[Dataset listings of figures]
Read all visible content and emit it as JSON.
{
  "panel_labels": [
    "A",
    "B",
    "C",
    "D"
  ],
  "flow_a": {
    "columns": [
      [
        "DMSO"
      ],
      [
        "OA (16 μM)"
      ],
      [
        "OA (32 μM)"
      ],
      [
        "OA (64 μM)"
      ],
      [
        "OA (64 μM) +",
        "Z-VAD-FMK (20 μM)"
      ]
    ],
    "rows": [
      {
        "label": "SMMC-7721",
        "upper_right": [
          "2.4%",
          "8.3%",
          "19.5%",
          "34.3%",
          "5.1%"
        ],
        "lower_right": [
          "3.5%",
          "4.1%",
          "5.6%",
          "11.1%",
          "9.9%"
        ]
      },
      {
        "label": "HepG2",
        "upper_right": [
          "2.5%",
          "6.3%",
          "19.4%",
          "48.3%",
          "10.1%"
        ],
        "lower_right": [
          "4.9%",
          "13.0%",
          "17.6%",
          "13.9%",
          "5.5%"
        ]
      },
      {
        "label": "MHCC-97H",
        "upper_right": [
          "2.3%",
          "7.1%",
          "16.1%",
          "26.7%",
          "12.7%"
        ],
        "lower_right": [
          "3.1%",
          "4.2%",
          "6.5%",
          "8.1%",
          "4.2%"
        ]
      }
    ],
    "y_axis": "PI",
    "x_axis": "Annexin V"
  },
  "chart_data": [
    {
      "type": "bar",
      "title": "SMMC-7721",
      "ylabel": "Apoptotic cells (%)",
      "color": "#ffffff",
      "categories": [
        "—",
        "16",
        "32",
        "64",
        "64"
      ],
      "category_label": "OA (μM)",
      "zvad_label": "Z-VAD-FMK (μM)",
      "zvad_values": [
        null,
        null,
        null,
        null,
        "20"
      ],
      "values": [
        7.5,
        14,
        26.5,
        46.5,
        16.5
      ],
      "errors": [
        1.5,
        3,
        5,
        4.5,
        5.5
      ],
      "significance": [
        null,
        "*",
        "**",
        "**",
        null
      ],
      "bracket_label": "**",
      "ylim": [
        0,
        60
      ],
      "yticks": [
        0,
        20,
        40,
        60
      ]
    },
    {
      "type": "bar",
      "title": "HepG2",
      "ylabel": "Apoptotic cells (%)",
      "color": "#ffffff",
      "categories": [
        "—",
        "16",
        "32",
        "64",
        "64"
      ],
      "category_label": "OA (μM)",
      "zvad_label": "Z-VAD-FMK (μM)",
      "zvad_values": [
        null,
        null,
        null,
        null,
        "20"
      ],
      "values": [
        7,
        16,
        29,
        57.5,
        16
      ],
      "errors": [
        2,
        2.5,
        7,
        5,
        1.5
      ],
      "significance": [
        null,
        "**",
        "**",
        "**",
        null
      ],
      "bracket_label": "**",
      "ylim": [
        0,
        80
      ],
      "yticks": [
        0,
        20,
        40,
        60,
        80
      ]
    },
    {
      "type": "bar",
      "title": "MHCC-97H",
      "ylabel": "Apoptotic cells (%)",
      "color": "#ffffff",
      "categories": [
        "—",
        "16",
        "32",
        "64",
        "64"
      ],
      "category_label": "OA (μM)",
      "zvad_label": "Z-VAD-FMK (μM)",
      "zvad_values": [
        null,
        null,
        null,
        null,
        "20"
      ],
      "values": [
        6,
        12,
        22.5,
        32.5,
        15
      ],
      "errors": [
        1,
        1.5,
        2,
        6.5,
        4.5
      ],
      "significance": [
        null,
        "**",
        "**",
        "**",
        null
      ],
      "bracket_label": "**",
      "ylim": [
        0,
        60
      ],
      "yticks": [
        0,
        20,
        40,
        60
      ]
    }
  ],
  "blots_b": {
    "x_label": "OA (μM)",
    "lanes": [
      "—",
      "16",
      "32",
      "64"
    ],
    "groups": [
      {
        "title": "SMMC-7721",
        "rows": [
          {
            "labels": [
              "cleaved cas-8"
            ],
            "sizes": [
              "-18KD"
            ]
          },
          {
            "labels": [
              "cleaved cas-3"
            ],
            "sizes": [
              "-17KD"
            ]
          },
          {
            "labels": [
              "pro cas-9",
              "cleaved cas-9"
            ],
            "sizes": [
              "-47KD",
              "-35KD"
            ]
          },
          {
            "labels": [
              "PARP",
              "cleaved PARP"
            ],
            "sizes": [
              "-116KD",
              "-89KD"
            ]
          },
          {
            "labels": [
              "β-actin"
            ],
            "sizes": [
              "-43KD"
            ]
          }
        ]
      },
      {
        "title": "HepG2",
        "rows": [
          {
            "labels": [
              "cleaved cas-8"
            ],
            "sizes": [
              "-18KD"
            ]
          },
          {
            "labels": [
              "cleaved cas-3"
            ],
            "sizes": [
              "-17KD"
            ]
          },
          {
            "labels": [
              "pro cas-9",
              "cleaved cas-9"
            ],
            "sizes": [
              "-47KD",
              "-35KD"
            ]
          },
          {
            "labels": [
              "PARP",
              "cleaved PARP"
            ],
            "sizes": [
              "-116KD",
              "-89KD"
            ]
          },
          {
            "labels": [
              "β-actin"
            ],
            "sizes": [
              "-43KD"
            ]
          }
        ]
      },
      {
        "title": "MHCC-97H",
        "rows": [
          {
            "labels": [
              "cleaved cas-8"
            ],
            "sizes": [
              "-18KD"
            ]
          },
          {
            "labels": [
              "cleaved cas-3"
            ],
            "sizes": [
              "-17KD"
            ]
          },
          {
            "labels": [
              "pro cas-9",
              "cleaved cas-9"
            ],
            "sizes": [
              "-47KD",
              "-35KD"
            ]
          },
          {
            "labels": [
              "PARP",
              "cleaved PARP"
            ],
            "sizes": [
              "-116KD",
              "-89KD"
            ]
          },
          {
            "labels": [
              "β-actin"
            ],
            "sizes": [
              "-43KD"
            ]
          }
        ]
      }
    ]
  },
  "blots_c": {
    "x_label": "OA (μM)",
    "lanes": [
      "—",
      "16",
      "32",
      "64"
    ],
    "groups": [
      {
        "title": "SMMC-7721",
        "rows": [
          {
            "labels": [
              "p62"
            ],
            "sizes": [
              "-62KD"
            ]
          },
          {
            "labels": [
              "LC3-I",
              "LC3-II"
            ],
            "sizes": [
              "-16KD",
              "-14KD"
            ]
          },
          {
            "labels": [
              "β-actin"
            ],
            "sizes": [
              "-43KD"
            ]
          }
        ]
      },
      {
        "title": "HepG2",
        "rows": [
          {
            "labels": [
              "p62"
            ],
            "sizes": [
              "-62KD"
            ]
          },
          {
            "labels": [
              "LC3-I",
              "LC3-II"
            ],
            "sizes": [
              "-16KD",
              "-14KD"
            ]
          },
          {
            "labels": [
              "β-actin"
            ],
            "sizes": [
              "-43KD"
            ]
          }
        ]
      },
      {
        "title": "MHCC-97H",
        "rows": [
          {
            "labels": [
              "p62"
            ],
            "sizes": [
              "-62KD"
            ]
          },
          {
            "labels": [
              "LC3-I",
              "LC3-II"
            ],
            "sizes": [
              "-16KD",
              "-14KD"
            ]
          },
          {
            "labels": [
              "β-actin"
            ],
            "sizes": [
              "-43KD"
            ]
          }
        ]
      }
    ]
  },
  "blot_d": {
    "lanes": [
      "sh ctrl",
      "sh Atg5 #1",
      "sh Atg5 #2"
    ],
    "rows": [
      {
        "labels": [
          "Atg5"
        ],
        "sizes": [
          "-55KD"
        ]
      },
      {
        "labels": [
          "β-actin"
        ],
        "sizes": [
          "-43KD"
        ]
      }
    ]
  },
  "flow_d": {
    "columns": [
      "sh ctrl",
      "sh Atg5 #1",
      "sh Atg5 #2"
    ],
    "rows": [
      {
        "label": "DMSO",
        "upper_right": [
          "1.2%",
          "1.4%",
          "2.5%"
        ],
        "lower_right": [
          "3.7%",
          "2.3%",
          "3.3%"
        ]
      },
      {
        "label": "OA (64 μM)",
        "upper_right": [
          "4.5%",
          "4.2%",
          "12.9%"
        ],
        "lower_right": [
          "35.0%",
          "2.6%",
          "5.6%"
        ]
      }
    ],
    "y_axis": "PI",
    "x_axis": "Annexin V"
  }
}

The task => Tell me how many lines of the data hold the word "MHCC", giving only the number.

Result of this exercise => 4